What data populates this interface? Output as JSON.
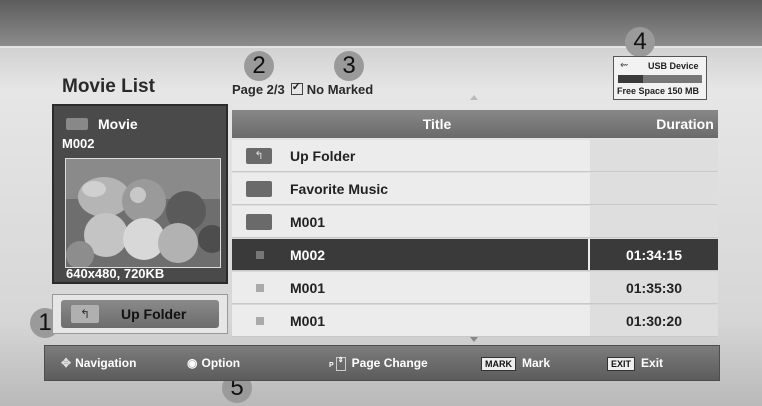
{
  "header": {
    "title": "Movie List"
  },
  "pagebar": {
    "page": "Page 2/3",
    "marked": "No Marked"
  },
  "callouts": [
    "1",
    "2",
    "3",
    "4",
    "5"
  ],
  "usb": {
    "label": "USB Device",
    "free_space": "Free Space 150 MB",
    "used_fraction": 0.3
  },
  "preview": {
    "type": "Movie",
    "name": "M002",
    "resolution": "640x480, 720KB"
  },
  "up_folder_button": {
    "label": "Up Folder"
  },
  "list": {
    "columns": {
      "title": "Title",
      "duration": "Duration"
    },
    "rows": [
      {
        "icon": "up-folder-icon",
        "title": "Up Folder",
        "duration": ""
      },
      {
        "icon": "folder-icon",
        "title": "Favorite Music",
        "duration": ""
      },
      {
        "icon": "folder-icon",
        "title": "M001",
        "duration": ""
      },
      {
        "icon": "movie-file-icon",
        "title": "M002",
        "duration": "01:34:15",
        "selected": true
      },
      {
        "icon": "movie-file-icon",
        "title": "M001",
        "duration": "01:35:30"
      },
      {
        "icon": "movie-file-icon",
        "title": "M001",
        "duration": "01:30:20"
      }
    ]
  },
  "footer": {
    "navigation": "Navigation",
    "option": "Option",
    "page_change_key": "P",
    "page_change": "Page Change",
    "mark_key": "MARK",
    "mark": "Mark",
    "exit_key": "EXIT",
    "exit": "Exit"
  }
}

* * * *

• [BRIEF]
Above are entries; state the number of lines among them that contain "title", and nothing else.

• [EXERCISE SOLUTION]
8